**Provided text:**
[start]
There are a few small deviations, especially at the bottom of the plot, which is to be expected given the small data sample.
Statistical Normality Tests
There are many statistical tests that we can use to quantify whether a sample of data looks as though it was drawn from a Gaussian distribution.
Each test makes different assumptions and considers different aspects of the data.
We will look at 3 commonly used tests in this section that you can apply to your own data samples.
Interpretation of a Test
Before you can apply the statistical tests, you must know how to interpret the results.
Each test will return at least two things:
- Statistic: A quantity calculated by the test that can be interpreted in the context of the test via comparing it to critical values from the distribution of the test statistic.
- p-value: Used to interpret the test, in this case whether the sample was drawn from a Gaussian distribution.
Each test calculates a test-specific statistic. This statistic can aid in the interpretation of the result, although it may require a deeper proficiency with statistics and a deeper knowledge of the specific statistical test. Instead, the p-value can be used to quickly and accurately interpret the statistic in practical applications.
The tests assume that that the sample was drawn from a Gaussian distribution. Technically this is called the null hypothesis, or H0. A threshold level is chosen called alpha, typically 5% (or 0.05), that is used to interpret the p-value.
In the SciPy implementation of these tests, you can interpret the p value as follows.
- p <= alpha: reject H0, not normal.
- p > alpha: fail to reject H0, normal.
This means that, in general, we are seeking results with a larger p-value to confirm that our sample was likely drawn from a Gaussian distribution.
[end]
**Data:**
[start]
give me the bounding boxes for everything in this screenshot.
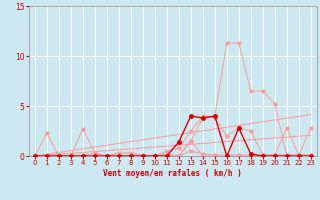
X-axis label: Vent moyen/en rafales ( km/h ): Vent moyen/en rafales ( km/h ) bbox=[103, 169, 242, 178]
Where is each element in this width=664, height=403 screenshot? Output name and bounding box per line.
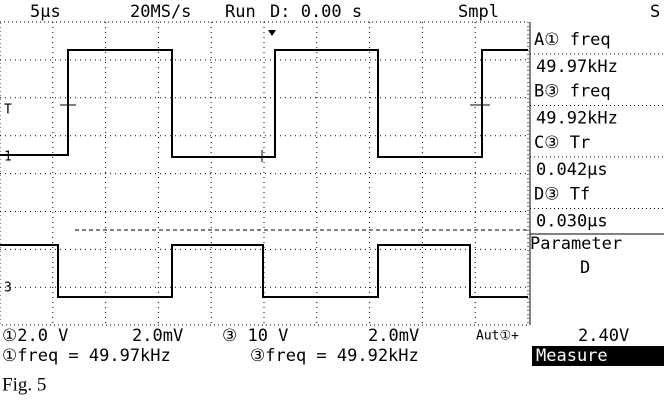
ch1-scale: ①2.0 V	[2, 326, 68, 346]
parameter-label: Parameter	[530, 234, 622, 254]
ch3-scale: ③ 10 V	[222, 326, 288, 346]
trigger-setting: Aut①+	[476, 329, 519, 344]
ch3-readout: ③freq = 49.92kHz	[250, 346, 419, 366]
measure-value: 49.97kHz	[536, 57, 618, 77]
header-extra: S	[650, 2, 660, 22]
sample-rate: 20MS/s	[130, 2, 191, 22]
trigger-marker: T	[4, 103, 12, 118]
ch3-marker: 3	[4, 281, 12, 296]
ch1-waveform	[0, 49, 528, 158]
run-state: Run	[225, 2, 256, 22]
measure-label: D③ Tf	[534, 185, 590, 205]
menu-highlight	[532, 346, 664, 366]
measure-panel: A① freq 49.97kHz B③ freq 49.92kHz C③ Tr 0.042…	[529, 22, 664, 325]
ch1-probe: 2.0mV	[132, 326, 183, 346]
ch3-waveform	[0, 244, 528, 298]
graticule	[0, 22, 528, 325]
trigger-level: 2.40V	[578, 326, 629, 346]
graticule-border	[0, 21, 529, 326]
parameter-value: D	[580, 258, 590, 278]
timebase: 5μs	[30, 2, 61, 22]
ch3-probe: 2.0mV	[368, 326, 419, 346]
acq-mode: Smpl	[458, 2, 499, 22]
menu-label[interactable]: Measure	[536, 346, 608, 366]
ch1-marker: 1	[4, 150, 12, 165]
measure-label: A① freq	[534, 30, 611, 50]
delay: D: 0.00 s	[270, 2, 362, 22]
trigger-position	[268, 30, 276, 36]
measure-value: 49.92kHz	[536, 109, 618, 129]
ch1-readout: ①freq = 49.97kHz	[2, 346, 171, 366]
measure-value: 0.030μs	[536, 212, 608, 232]
measure-value: 0.042μs	[536, 160, 608, 180]
measure-label: B③ freq	[534, 82, 611, 102]
caption: Fig. 5	[2, 374, 46, 395]
measure-label: C③ Tr	[534, 133, 590, 153]
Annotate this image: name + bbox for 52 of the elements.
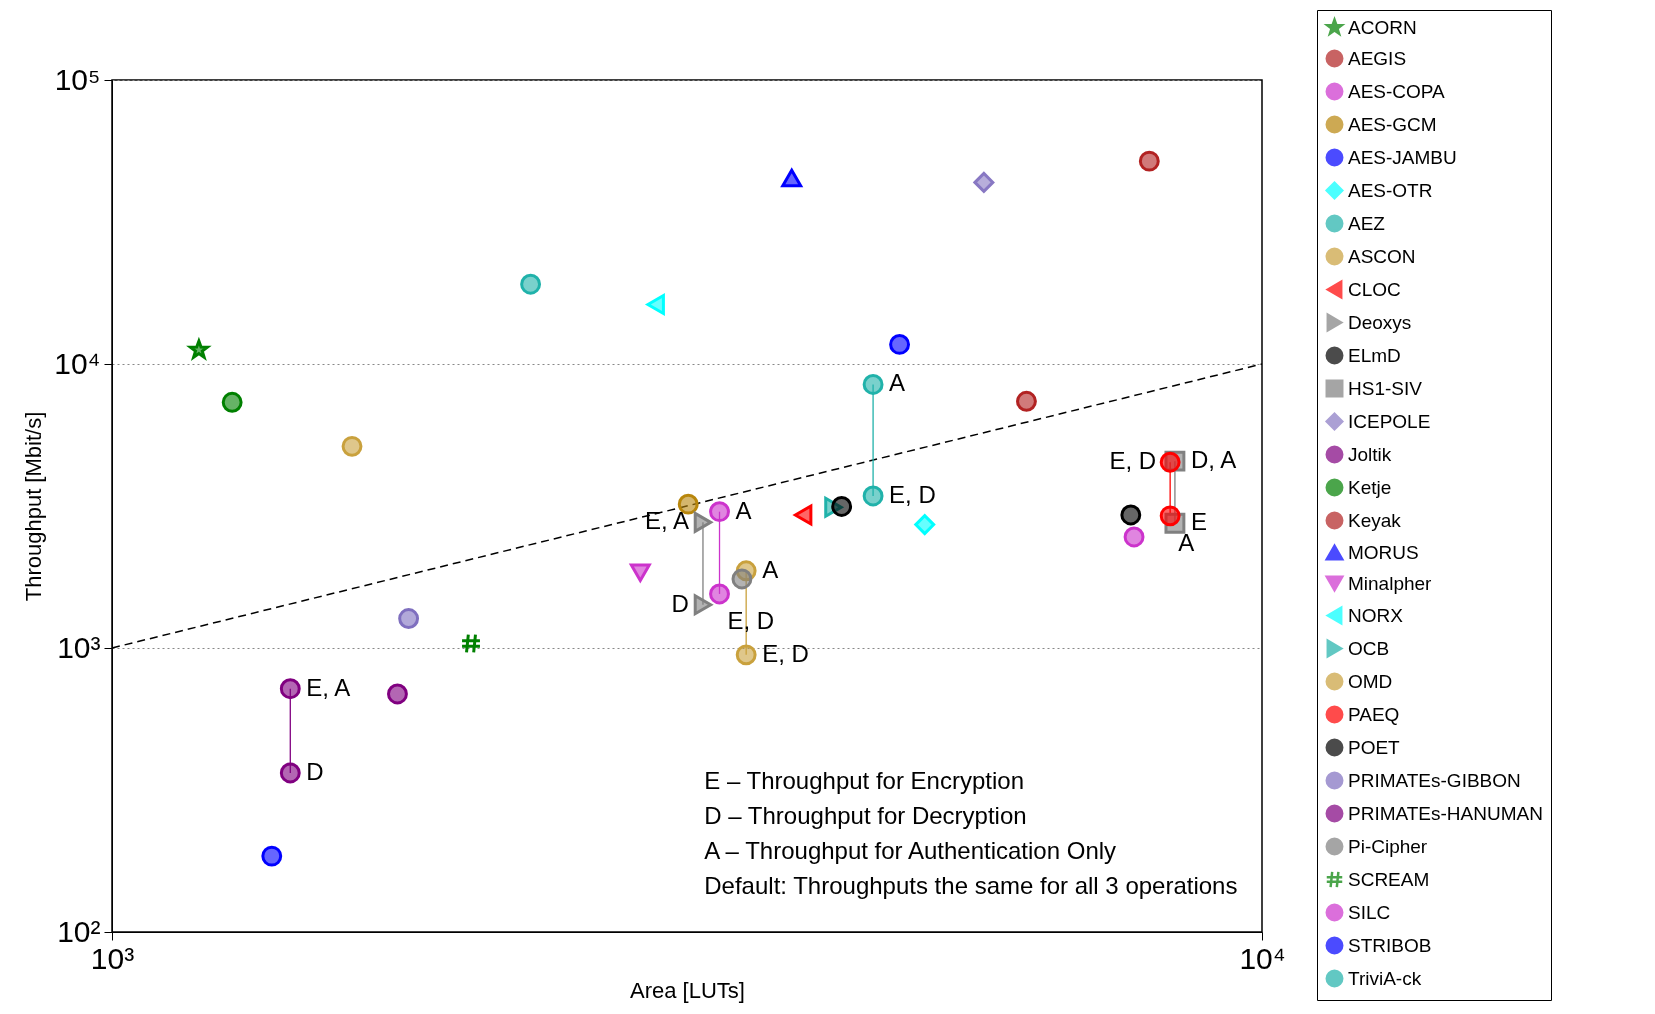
annotation: D, A (1190, 446, 1237, 474)
annotation: A (762, 555, 779, 583)
legend-label: HS1-SIV (1348, 377, 1423, 399)
annotation: A – Throughput for Authentication Only (704, 837, 1117, 864)
legend-label: OCB (1348, 637, 1390, 659)
legend-label: ELmD (1348, 344, 1401, 366)
legend-label: SCREAM (1348, 868, 1430, 890)
legend-label: ACORN (1348, 16, 1417, 38)
legend-label: Deoxys (1348, 311, 1412, 333)
y-tick-label: 10⁴ (54, 346, 101, 380)
annotation: Default: Throughputs the same for all 3 operations (704, 872, 1238, 899)
legend-label: Pi-Cipher (1348, 835, 1428, 857)
annotation: E – Throughput for Encryption (704, 767, 1024, 794)
legend-label: PRIMATEs-HANUMAN (1348, 802, 1543, 824)
legend-label: AES-JAMBU (1348, 146, 1457, 168)
legend-label: AES-OTR (1348, 179, 1433, 201)
legend-label: Minalpher (1348, 572, 1433, 594)
annotation: E, A (306, 673, 351, 701)
y-tick-label: 10³ (57, 630, 101, 664)
y-tick-label: 10⁵ (54, 62, 101, 96)
annotation: D – Throughput for Decryption (704, 802, 1027, 829)
legend-label: NORX (1348, 604, 1404, 626)
annotation: E, D (889, 480, 936, 508)
legend-label: TriviA-ck (1348, 967, 1422, 989)
legend-label: Ketje (1348, 476, 1392, 498)
legend-label: AES-GCM (1348, 113, 1437, 135)
legend-label: ICEPOLE (1348, 410, 1431, 432)
y-axis-title: Throughput [Mbit/s] (21, 411, 47, 602)
legend-label: STRIBOB (1348, 934, 1432, 956)
annotation: E, A (644, 507, 689, 535)
annotation: A (889, 369, 906, 397)
annotation: D (306, 757, 324, 785)
legend-label: PRIMATEs-GIBBON (1348, 769, 1521, 791)
legend-label: POET (1348, 736, 1401, 758)
annotation: E (1190, 508, 1207, 536)
legend-label: AES-COPA (1348, 80, 1446, 102)
annotation: D (671, 589, 689, 617)
legend-label: AEGIS (1348, 47, 1407, 69)
legend-label: MORUS (1348, 541, 1419, 563)
legend-label: OMD (1348, 670, 1393, 692)
annotation: E, D (1109, 447, 1157, 475)
y-tick-label: 10² (57, 914, 101, 948)
annotation: A (735, 496, 752, 524)
legend-label: AEZ (1348, 212, 1386, 234)
x-axis-title: Area [LUTs] (630, 977, 745, 1003)
legend-label: CLOC (1348, 278, 1401, 300)
legend-label: SILC (1348, 901, 1391, 923)
legend-label: Keyak (1348, 509, 1402, 531)
legend-label: Joltik (1348, 443, 1392, 465)
annotation: E, D (762, 639, 809, 667)
legend-label: ASCON (1348, 245, 1416, 267)
legend-label: PAEQ (1348, 703, 1400, 725)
[end]
**Exercise requirements:** Reproduce word for word the passage in the text on normality tests, starting with "Each test calculates" and going on through "in practical applications.".

**Exercise output:**
Each test calculates a test-specific statistic. This statistic can aid in the interpretation of the result, although it may require a deeper proficiency with statistics and a deeper knowledge of the specific statistical test. Instead, the p-value can be used to quickly and accurately interpret the statistic in practical applications.